Begin PASSAGE TO READ

Attention Mechanisms in Neural Networks are (very) loosely based on the visual attention mechanism found in humans. Human visual attention is well-studied and while there exist different models, all of them essentially come down to being able to focus on a certain region of an image with “high resolution” while perceiving the surrounding image in “low resolution”, and then adjusting the focal point over time.

Attention in Neural Networks has a long history, particularly in image recognition. Examples include Learning to combine foveal glimpses with a third-order Boltzmann machine or Learning where to Attend with Deep Architectures for Image Tracking. But only recently have attention mechanisms made their way into recurrent neural networks architectures that are typically used in NLP (and increasingly also in vision). That’s what we’ll focus on in this post.

What problem does Attention solve?

End PASSAGE TO READ
Begin PROVIDED INFORMATION

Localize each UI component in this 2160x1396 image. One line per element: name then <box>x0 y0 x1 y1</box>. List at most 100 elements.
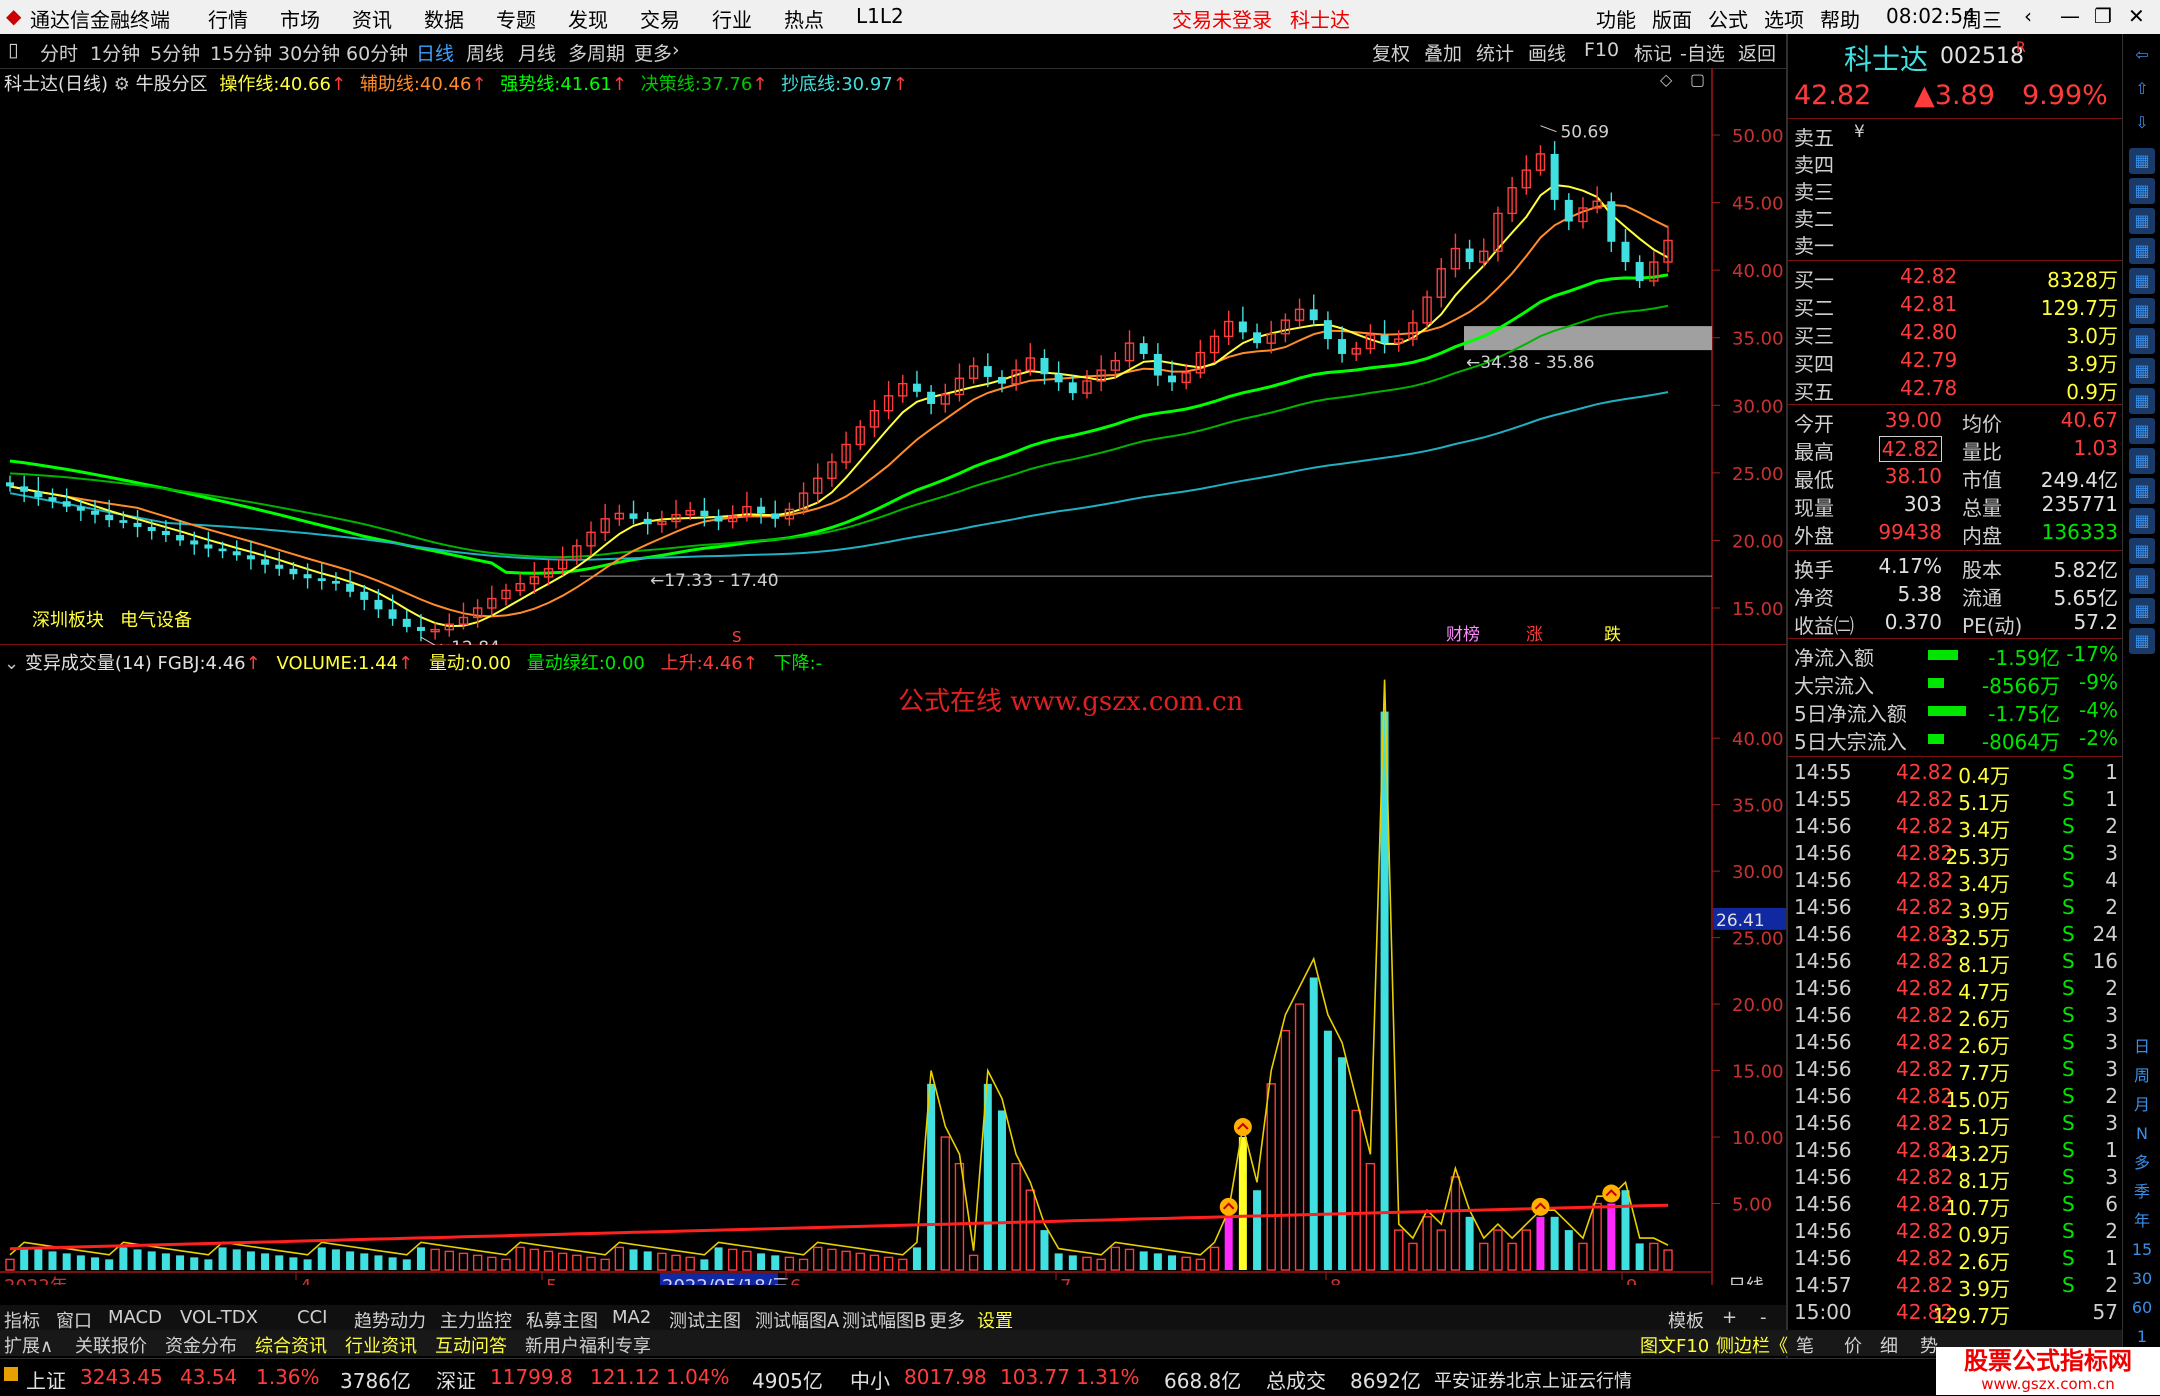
fs-icon[interactable]: ▦ <box>2129 448 2155 474</box>
period-button[interactable]: 多周期 <box>568 39 625 66</box>
minimize-icon[interactable]: — <box>2060 4 2080 28</box>
period-button[interactable]: 1分钟 <box>90 39 140 66</box>
side-tab[interactable]: 价 <box>1844 1332 1862 1358</box>
index-name[interactable]: 上证 <box>26 1365 66 1394</box>
sell-level[interactable]: 卖一 <box>1792 230 2122 258</box>
tick-row[interactable]: 14:56 42.82 7.7万 S 3 <box>1792 1057 2122 1085</box>
tool-button[interactable]: ⇦ <box>2129 42 2155 68</box>
tick-row[interactable]: 14:55 42.82 0.4万 S 1 <box>1792 760 2122 788</box>
toolbar-button[interactable]: 统计 <box>1476 39 1514 66</box>
toolbar-button[interactable]: -自选 <box>1680 39 1725 66</box>
login-status[interactable]: 交易未登录 <box>1172 4 1272 33</box>
menu-item[interactable]: 公式 <box>1708 4 1748 33</box>
menu-item[interactable]: L1L2 <box>856 4 904 28</box>
tick-row[interactable]: 14:56 42.82 2.6万 S 1 <box>1792 1246 2122 1274</box>
tick-row[interactable]: 14:56 42.82 8.1万 S 3 <box>1792 1165 2122 1193</box>
period-button[interactable]: 更多 <box>634 39 672 66</box>
menu-item[interactable]: 交易 <box>640 4 680 33</box>
tool-button[interactable]: N <box>2129 1121 2155 1147</box>
list-icon[interactable]: ▦ <box>2129 178 2155 204</box>
tool-button[interactable]: 周 <box>2129 1063 2155 1089</box>
sector-label[interactable]: 深圳板块 <box>32 606 104 632</box>
pen-icon[interactable]: ▦ <box>2129 568 2155 594</box>
tool-button[interactable]: ⇩ <box>2129 110 2155 136</box>
tick-row[interactable]: 14:56 42.82 3.4万 S 2 <box>1792 814 2122 842</box>
menu-item[interactable]: 帮助 <box>1820 4 1860 33</box>
tick-row[interactable]: 14:56 42.82 4.7万 S 2 <box>1792 976 2122 1004</box>
compass-icon[interactable]: ▦ <box>2129 478 2155 504</box>
tick-row[interactable]: 14:55 42.82 5.1万 S 1 <box>1792 787 2122 815</box>
tool-button[interactable]: 15 <box>2129 1237 2155 1263</box>
move-icon[interactable]: ▦ <box>2129 538 2155 564</box>
rsi-icon[interactable]: ▦ <box>2129 508 2155 534</box>
f10-icon[interactable]: ▦ <box>2129 328 2155 354</box>
tick-row[interactable]: 14:56 42.82 2.6万 S 3 <box>1792 1003 2122 1031</box>
sell-level[interactable]: 卖二 <box>1792 203 2122 231</box>
toolbar-button[interactable]: 标记 <box>1634 39 1672 66</box>
main-price-chart[interactable]: 科士达(日线) ⚙ 牛股分区 操作线:40.66↑ 辅助线:40.46↑ 强势线… <box>0 68 1786 645</box>
period-button[interactable]: 月线 <box>518 39 556 66</box>
buy-level[interactable]: 买三 42.80 3.0万 <box>1792 320 2122 348</box>
menu-item[interactable]: 功能 <box>1596 4 1636 33</box>
index-name[interactable]: 中小 <box>850 1365 890 1394</box>
info-tab[interactable]: 扩展∧ <box>4 1332 53 1358</box>
tool-button[interactable]: ⇧ <box>2129 76 2155 102</box>
period-button[interactable]: 5分钟 <box>150 39 200 66</box>
indicator-tab[interactable]: MA2 <box>612 1307 651 1328</box>
period-button[interactable]: 分时 <box>40 39 78 66</box>
buy-level[interactable]: 买四 42.79 3.9万 <box>1792 348 2122 376</box>
tick-row[interactable]: 14:56 42.82 8.1万 S 16 <box>1792 949 2122 977</box>
menu-item[interactable]: 资讯 <box>352 4 392 33</box>
doc-icon[interactable]: ▦ <box>2129 298 2155 324</box>
period-button[interactable]: 周线 <box>466 39 504 66</box>
sell-level[interactable]: 卖四 <box>1792 149 2122 177</box>
restore-icon[interactable]: ❐ <box>2094 4 2112 28</box>
tick-row[interactable]: 14:56 42.82 15.0万 S 2 <box>1792 1084 2122 1112</box>
tool-button[interactable]: 30 <box>2129 1266 2155 1292</box>
toolbar-button[interactable]: 画线 <box>1528 39 1566 66</box>
tick-row[interactable]: 14:56 42.82 10.7万 S 6 <box>1792 1192 2122 1220</box>
tick-row[interactable]: 14:56 42.82 3.4万 S 4 <box>1792 868 2122 896</box>
close-icon[interactable]: ✕ <box>2128 4 2145 28</box>
index-name[interactable]: 深证 <box>436 1365 476 1394</box>
line-icon[interactable]: ▦ <box>2129 238 2155 264</box>
menu-item[interactable]: 市场 <box>280 4 320 33</box>
tick-row[interactable]: 14:56 42.82 5.1万 S 3 <box>1792 1111 2122 1139</box>
indicator-tab[interactable]: VOL-TDX <box>180 1307 258 1328</box>
swap-icon[interactable]: ▦ <box>2129 628 2155 654</box>
info-tab[interactable]: 行业资讯 <box>345 1332 417 1358</box>
fs2-icon[interactable]: ▦ <box>2129 598 2155 624</box>
info-tab[interactable]: 新用户福利专享 <box>525 1332 651 1358</box>
chart-icon[interactable]: ▦ <box>2129 148 2155 174</box>
toolbar-button[interactable]: 返回 <box>1738 39 1776 66</box>
book-icon[interactable]: ▦ <box>2129 418 2155 444</box>
period-button[interactable]: 15分钟 <box>210 39 272 66</box>
menu-item[interactable]: 专题 <box>496 4 536 33</box>
tool-button[interactable]: 60 <box>2129 1295 2155 1321</box>
menu-item[interactable]: 行业 <box>712 4 752 33</box>
menu-item[interactable]: 版面 <box>1652 4 1692 33</box>
tick-row[interactable]: 14:57 42.82 3.9万 S 2 <box>1792 1273 2122 1301</box>
grid-icon[interactable]: ▦ <box>2129 208 2155 234</box>
menu-item[interactable]: 发现 <box>568 4 608 33</box>
indicator-tab[interactable]: CCI <box>297 1307 327 1328</box>
add-tab-button[interactable]: + <box>1722 1307 1737 1328</box>
sell-level[interactable]: 卖五 ¥ <box>1792 122 2122 150</box>
menu-item[interactable]: 选项 <box>1764 4 1804 33</box>
side-tab[interactable]: 图文F10 <box>1640 1332 1709 1358</box>
buy-level[interactable]: 买五 42.78 0.9万 <box>1792 376 2122 404</box>
stat-icon[interactable]: ▦ <box>2129 358 2155 384</box>
tool-button[interactable]: 月 <box>2129 1092 2155 1118</box>
side-tab[interactable]: 笔 <box>1796 1332 1814 1358</box>
tool-button[interactable]: 年 <box>2129 1208 2155 1234</box>
buy-level[interactable]: 买二 42.81 129.7万 <box>1792 292 2122 320</box>
info-tab[interactable]: 互动问答 <box>435 1332 507 1358</box>
side-tab[interactable]: 细 <box>1880 1332 1898 1358</box>
toolbar-button[interactable]: 叠加 <box>1424 39 1462 66</box>
tick-row[interactable]: 14:56 42.82 2.6万 S 3 <box>1792 1030 2122 1058</box>
l2-icon[interactable]: ▦ <box>2129 388 2155 414</box>
menu-item[interactable]: 热点 <box>784 4 824 33</box>
period-button[interactable]: 60分钟 <box>346 39 408 66</box>
tool-button[interactable]: 日 <box>2129 1034 2155 1060</box>
sell-level[interactable]: 卖三 <box>1792 176 2122 204</box>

End PROVIDED INFORMATION

According to the passage on attention in neural networks, what are attention mechanisms in neural networks loosely based on?

WRITTEN SOLUTION: The visual attention mechanism found in humans.